(What is being asked): Pick out the lines below that include the string "وفكري".

(Data for this task):
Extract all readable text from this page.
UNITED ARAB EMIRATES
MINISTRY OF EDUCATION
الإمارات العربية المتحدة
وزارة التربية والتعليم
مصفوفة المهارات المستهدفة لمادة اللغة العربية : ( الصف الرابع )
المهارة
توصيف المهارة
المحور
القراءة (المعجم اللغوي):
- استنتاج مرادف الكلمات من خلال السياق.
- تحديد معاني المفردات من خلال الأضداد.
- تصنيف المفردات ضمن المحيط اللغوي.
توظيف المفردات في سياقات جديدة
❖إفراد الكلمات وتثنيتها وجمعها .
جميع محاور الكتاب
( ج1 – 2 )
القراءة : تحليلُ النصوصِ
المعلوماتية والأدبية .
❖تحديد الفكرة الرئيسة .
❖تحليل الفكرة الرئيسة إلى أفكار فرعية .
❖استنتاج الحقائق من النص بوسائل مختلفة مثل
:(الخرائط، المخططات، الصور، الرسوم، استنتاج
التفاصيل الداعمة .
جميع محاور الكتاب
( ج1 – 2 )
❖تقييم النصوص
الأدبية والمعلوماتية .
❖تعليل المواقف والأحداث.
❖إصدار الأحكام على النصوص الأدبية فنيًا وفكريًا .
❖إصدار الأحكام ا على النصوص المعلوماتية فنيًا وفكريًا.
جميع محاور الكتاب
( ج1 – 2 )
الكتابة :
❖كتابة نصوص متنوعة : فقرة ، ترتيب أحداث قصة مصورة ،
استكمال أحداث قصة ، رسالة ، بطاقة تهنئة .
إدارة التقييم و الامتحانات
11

* * *

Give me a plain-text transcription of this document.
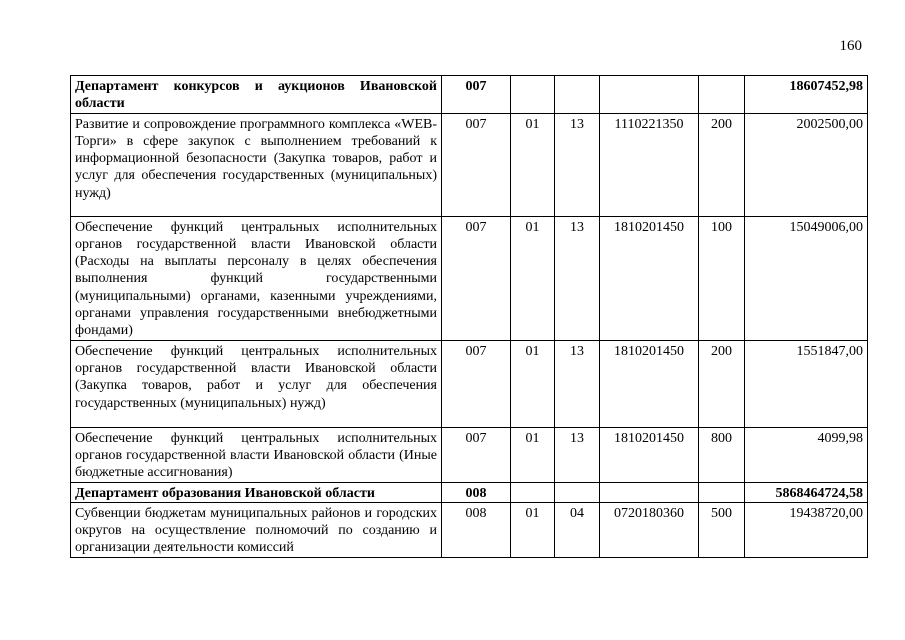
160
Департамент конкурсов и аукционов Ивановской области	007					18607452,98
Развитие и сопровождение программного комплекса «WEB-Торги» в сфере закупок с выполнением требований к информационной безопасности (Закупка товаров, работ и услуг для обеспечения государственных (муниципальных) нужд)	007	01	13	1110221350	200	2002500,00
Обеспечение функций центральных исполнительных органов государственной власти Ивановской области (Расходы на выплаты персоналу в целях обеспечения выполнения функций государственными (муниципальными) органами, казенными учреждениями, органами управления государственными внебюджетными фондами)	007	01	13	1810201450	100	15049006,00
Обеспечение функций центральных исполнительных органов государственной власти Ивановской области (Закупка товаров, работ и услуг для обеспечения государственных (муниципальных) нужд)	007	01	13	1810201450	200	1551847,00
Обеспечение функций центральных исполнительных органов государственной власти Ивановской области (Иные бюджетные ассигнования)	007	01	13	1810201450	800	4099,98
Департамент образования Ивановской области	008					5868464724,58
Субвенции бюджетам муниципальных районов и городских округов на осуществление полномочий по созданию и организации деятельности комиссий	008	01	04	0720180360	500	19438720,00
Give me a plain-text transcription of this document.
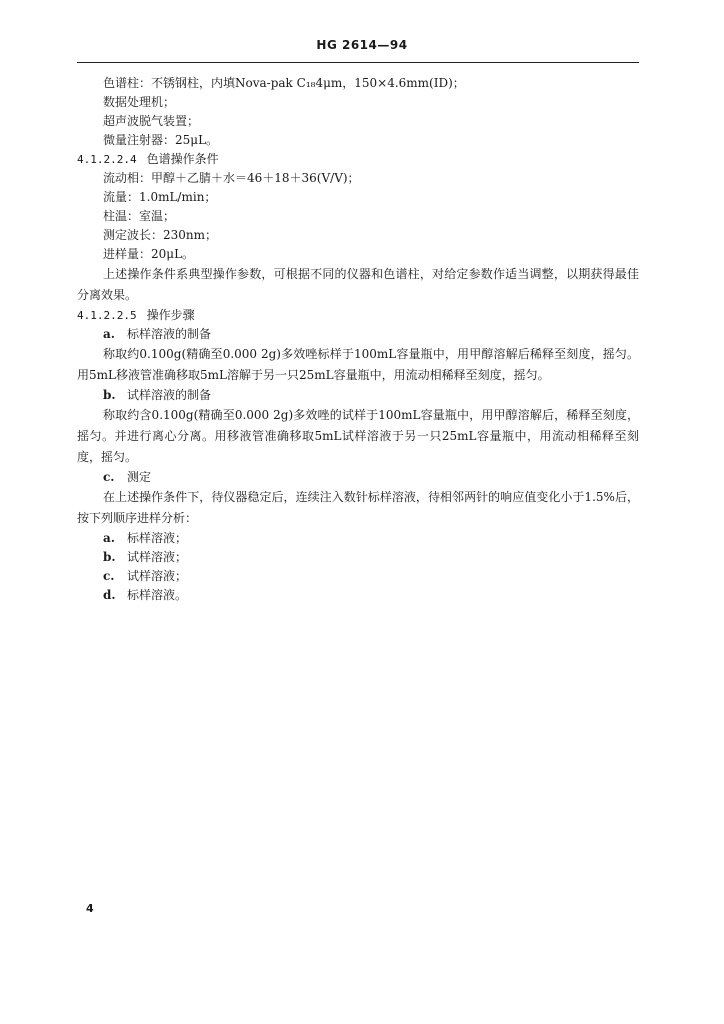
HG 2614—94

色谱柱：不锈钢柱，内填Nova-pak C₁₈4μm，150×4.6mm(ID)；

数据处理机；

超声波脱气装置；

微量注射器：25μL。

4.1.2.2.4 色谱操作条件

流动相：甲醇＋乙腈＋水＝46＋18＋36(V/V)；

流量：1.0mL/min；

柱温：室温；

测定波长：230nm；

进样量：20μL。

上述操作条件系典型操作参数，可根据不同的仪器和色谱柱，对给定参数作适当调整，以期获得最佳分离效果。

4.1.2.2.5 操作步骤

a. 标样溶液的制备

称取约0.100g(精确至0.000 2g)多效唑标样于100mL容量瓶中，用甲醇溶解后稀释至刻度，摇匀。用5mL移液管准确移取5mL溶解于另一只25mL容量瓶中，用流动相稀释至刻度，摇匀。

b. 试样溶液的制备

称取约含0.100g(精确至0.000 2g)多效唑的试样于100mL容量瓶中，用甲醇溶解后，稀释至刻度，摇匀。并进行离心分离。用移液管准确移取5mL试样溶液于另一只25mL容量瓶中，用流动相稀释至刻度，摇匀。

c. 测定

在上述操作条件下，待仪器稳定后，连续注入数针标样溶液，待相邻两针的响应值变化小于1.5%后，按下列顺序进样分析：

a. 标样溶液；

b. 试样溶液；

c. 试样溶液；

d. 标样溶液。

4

(Result of this task):
❖إصدار الأحكام على النصوص الأدبية فنيًا وفكريًا .
❖إصدار الأحكام ا على النصوص المعلوماتية فنيًا وفكريًا.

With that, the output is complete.